→ **Directions**: Extract the entries in their exact form.

--

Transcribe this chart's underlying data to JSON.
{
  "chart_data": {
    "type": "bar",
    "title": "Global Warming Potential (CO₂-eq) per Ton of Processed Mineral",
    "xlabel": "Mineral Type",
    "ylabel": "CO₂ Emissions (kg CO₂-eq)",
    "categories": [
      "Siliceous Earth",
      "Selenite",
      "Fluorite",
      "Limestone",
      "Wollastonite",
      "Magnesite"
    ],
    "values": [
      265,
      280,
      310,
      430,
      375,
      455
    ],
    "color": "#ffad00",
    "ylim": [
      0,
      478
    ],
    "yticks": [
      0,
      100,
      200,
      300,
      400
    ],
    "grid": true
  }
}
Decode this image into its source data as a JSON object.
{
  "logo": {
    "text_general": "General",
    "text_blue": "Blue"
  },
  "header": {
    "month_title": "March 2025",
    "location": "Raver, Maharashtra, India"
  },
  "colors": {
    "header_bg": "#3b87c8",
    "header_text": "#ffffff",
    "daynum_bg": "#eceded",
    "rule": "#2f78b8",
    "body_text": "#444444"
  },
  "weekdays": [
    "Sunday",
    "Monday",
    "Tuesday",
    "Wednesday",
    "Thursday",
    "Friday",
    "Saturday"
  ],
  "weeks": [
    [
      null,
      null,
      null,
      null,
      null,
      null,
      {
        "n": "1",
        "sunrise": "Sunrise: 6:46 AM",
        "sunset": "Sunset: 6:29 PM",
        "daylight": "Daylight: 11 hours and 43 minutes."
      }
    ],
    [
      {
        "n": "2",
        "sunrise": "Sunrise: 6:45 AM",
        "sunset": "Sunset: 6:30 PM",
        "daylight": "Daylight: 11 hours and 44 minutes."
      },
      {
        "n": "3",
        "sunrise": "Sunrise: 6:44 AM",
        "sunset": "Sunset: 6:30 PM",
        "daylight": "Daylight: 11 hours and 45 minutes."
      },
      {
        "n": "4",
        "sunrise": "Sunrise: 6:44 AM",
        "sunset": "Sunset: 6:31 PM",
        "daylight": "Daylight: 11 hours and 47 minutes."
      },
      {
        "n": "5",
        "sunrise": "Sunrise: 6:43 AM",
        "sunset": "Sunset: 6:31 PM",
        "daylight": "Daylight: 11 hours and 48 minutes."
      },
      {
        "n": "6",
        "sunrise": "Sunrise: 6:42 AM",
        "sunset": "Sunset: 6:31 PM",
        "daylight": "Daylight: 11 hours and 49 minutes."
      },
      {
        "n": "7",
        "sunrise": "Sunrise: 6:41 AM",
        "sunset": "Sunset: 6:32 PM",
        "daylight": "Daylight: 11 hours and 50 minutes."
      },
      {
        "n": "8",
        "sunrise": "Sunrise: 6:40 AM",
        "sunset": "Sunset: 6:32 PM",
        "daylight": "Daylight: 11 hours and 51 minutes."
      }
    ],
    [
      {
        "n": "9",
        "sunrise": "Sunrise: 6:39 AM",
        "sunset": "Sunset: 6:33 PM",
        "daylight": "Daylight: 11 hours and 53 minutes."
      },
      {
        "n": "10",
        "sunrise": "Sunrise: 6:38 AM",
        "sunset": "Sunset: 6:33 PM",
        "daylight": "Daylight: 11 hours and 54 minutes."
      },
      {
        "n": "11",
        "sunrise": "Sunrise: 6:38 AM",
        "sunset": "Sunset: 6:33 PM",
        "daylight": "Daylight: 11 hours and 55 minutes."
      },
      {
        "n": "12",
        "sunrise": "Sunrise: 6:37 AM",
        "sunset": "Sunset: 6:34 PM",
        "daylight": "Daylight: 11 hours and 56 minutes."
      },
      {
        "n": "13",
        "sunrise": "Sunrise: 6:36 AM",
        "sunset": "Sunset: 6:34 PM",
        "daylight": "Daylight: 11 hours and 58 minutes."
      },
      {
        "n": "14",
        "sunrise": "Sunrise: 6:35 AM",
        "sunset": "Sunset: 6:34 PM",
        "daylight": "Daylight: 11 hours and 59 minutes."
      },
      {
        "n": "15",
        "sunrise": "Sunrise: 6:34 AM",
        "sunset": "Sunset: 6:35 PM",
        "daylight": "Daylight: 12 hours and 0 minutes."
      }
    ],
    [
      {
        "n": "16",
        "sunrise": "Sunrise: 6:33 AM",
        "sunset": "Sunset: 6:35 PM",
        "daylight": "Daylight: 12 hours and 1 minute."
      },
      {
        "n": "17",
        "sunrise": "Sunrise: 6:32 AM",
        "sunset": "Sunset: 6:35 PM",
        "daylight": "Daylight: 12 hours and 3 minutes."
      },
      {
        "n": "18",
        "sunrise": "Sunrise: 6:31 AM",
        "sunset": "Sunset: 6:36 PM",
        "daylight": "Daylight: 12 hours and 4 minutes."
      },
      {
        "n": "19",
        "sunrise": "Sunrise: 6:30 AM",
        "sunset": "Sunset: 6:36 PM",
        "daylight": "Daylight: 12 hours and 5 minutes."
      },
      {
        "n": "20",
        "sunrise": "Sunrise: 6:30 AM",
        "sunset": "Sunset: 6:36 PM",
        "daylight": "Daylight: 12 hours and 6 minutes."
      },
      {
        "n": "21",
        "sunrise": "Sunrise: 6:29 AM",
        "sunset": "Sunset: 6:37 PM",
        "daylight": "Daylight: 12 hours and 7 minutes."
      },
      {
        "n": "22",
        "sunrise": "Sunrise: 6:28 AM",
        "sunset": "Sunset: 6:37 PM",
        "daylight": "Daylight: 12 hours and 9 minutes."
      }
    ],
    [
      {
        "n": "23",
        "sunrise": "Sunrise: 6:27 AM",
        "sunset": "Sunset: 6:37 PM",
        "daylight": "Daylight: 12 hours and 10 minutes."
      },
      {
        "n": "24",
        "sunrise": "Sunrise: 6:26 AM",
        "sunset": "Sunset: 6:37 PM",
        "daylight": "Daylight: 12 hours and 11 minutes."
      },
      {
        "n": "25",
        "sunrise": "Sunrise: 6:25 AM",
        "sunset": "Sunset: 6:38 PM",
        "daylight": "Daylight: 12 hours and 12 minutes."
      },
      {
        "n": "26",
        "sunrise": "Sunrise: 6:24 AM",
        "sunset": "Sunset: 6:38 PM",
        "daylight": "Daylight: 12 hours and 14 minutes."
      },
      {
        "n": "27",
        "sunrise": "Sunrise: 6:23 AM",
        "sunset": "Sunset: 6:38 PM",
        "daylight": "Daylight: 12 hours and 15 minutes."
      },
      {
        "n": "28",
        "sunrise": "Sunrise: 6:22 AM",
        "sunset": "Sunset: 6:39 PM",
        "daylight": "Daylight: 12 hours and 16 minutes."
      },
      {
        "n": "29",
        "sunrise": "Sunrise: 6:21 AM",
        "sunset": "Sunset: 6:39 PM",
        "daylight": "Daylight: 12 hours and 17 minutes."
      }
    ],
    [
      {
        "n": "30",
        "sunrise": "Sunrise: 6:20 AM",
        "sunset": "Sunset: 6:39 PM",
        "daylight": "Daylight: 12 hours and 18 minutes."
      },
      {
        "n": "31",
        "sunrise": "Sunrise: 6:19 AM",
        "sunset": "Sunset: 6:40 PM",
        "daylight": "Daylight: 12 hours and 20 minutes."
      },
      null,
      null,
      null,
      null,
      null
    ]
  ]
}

--

→ **Completed exercise**:
Transcribe this chart's underlying data to JSON.
{
  "chart_data": {
    "type": "bar",
    "title": "Global Warming Potential (CO₂-eq) per Ton of Processed Mineral",
    "xlabel": "Mineral Type",
    "ylabel": "CO₂ Emissions (kg CO₂-eq)",
    "categories": [
      "Siliceous Earth",
      "Selenite",
      "Fluorite",
      "Limestone",
      "Wollastonite",
      "Magnesite"
    ],
    "values": [
      265,
      280,
      310,
      430,
      375,
      455
    ],
    "color": "#ffad00",
    "ylim": [
      0,
      478
    ],
    "yticks": [
      0,
      100,
      200,
      300,
      400
    ],
    "grid": true
  }
}
Decode this image into its source data as a JSON object.
{
  "logo": {
    "text_general": "General",
    "text_blue": "Blue"
  },
  "header": {
    "month_title": "March 2025",
    "location": "Raver, Maharashtra, India"
  },
  "colors": {
    "header_bg": "#3b87c8",
    "header_text": "#ffffff",
    "daynum_bg": "#eceded",
    "rule": "#2f78b8",
    "body_text": "#444444"
  },
  "weekdays": [
    "Sunday",
    "Monday",
    "Tuesday",
    "Wednesday",
    "Thursday",
    "Friday",
    "Saturday"
  ],
  "weeks": [
    [
      null,
      null,
      null,
      null,
      null,
      null,
      {
        "n": "1",
        "sunrise": "Sunrise: 6:46 AM",
        "sunset": "Sunset: 6:29 PM",
        "daylight": "Daylight: 11 hours and 43 minutes."
      }
    ],
    [
      {
        "n": "2",
        "sunrise": "Sunrise: 6:45 AM",
        "sunset": "Sunset: 6:30 PM",
        "daylight": "Daylight: 11 hours and 44 minutes."
      },
      {
        "n": "3",
        "sunrise": "Sunrise: 6:44 AM",
        "sunset": "Sunset: 6:30 PM",
        "daylight": "Daylight: 11 hours and 45 minutes."
      },
      {
        "n": "4",
        "sunrise": "Sunrise: 6:44 AM",
        "sunset": "Sunset: 6:31 PM",
        "daylight": "Daylight: 11 hours and 47 minutes."
      },
      {
        "n": "5",
        "sunrise": "Sunrise: 6:43 AM",
        "sunset": "Sunset: 6:31 PM",
        "daylight": "Daylight: 11 hours and 48 minutes."
      },
      {
        "n": "6",
        "sunrise": "Sunrise: 6:42 AM",
        "sunset": "Sunset: 6:31 PM",
        "daylight": "Daylight: 11 hours and 49 minutes."
      },
      {
        "n": "7",
        "sunrise": "Sunrise: 6:41 AM",
        "sunset": "Sunset: 6:32 PM",
        "daylight": "Daylight: 11 hours and 50 minutes."
      },
      {
        "n": "8",
        "sunrise": "Sunrise: 6:40 AM",
        "sunset": "Sunset: 6:32 PM",
        "daylight": "Daylight: 11 hours and 51 minutes."
      }
    ],
    [
      {
        "n": "9",
        "sunrise": "Sunrise: 6:39 AM",
        "sunset": "Sunset: 6:33 PM",
        "daylight": "Daylight: 11 hours and 53 minutes."
      },
      {
        "n": "10",
        "sunrise": "Sunrise: 6:38 AM",
        "sunset": "Sunset: 6:33 PM",
        "daylight": "Daylight: 11 hours and 54 minutes."
      },
      {
        "n": "11",
        "sunrise": "Sunrise: 6:38 AM",
        "sunset": "Sunset: 6:33 PM",
        "daylight": "Daylight: 11 hours and 55 minutes."
      },
      {
        "n": "12",
        "sunrise": "Sunrise: 6:37 AM",
        "sunset": "Sunset: 6:34 PM",
        "daylight": "Daylight: 11 hours and 56 minutes."
      },
      {
        "n": "13",
        "sunrise": "Sunrise: 6:36 AM",
        "sunset": "Sunset: 6:34 PM",
        "daylight": "Daylight: 11 hours and 58 minutes."
      },
      {
        "n": "14",
        "sunrise": "Sunrise: 6:35 AM",
        "sunset": "Sunset: 6:34 PM",
        "daylight": "Daylight: 11 hours and 59 minutes."
      },
      {
        "n": "15",
        "sunrise": "Sunrise: 6:34 AM",
        "sunset": "Sunset: 6:35 PM",
        "daylight": "Daylight: 12 hours and 0 minutes."
      }
    ],
    [
      {
        "n": "16",
        "sunrise": "Sunrise: 6:33 AM",
        "sunset": "Sunset: 6:35 PM",
        "daylight": "Daylight: 12 hours and 1 minute."
      },
      {
        "n": "17",
        "sunrise": "Sunrise: 6:32 AM",
        "sunset": "Sunset: 6:35 PM",
        "daylight": "Daylight: 12 hours and 3 minutes."
      },
      {
        "n": "18",
        "sunrise": "Sunrise: 6:31 AM",
        "sunset": "Sunset: 6:36 PM",
        "daylight": "Daylight: 12 hours and 4 minutes."
      },
      {
        "n": "19",
        "sunrise": "Sunrise: 6:30 AM",
        "sunset": "Sunset: 6:36 PM",
        "daylight": "Daylight: 12 hours and 5 minutes."
      },
      {
        "n": "20",
        "sunrise": "Sunrise: 6:30 AM",
        "sunset": "Sunset: 6:36 PM",
        "daylight": "Daylight: 12 hours and 6 minutes."
      },
      {
        "n": "21",
        "sunrise": "Sunrise: 6:29 AM",
        "sunset": "Sunset: 6:37 PM",
        "daylight": "Daylight: 12 hours and 7 minutes."
      },
      {
        "n": "22",
        "sunrise": "Sunrise: 6:28 AM",
        "sunset": "Sunset: 6:37 PM",
        "daylight": "Daylight: 12 hours and 9 minutes."
      }
    ],
    [
      {
        "n": "23",
        "sunrise": "Sunrise: 6:27 AM",
        "sunset": "Sunset: 6:37 PM",
        "daylight": "Daylight: 12 hours and 10 minutes."
      },
      {
        "n": "24",
        "sunrise": "Sunrise: 6:26 AM",
        "sunset": "Sunset: 6:37 PM",
        "daylight": "Daylight: 12 hours and 11 minutes."
      },
      {
        "n": "25",
        "sunrise": "Sunrise: 6:25 AM",
        "sunset": "Sunset: 6:38 PM",
        "daylight": "Daylight: 12 hours and 12 minutes."
      },
      {
        "n": "26",
        "sunrise": "Sunrise: 6:24 AM",
        "sunset": "Sunset: 6:38 PM",
        "daylight": "Daylight: 12 hours and 14 minutes."
      },
      {
        "n": "27",
        "sunrise": "Sunrise: 6:23 AM",
        "sunset": "Sunset: 6:38 PM",
        "daylight": "Daylight: 12 hours and 15 minutes."
      },
      {
        "n": "28",
        "sunrise": "Sunrise: 6:22 AM",
        "sunset": "Sunset: 6:39 PM",
        "daylight": "Daylight: 12 hours and 16 minutes."
      },
      {
        "n": "29",
        "sunrise": "Sunrise: 6:21 AM",
        "sunset": "Sunset: 6:39 PM",
        "daylight": "Daylight: 12 hours and 17 minutes."
      }
    ],
    [
      {
        "n": "30",
        "sunrise": "Sunrise: 6:20 AM",
        "sunset": "Sunset: 6:39 PM",
        "daylight": "Daylight: 12 hours and 18 minutes."
      },
      {
        "n": "31",
        "sunrise": "Sunrise: 6:19 AM",
        "sunset": "Sunset: 6:40 PM",
        "daylight": "Daylight: 12 hours and 20 minutes."
      },
      null,
      null,
      null,
      null,
      null
    ]
  ]
}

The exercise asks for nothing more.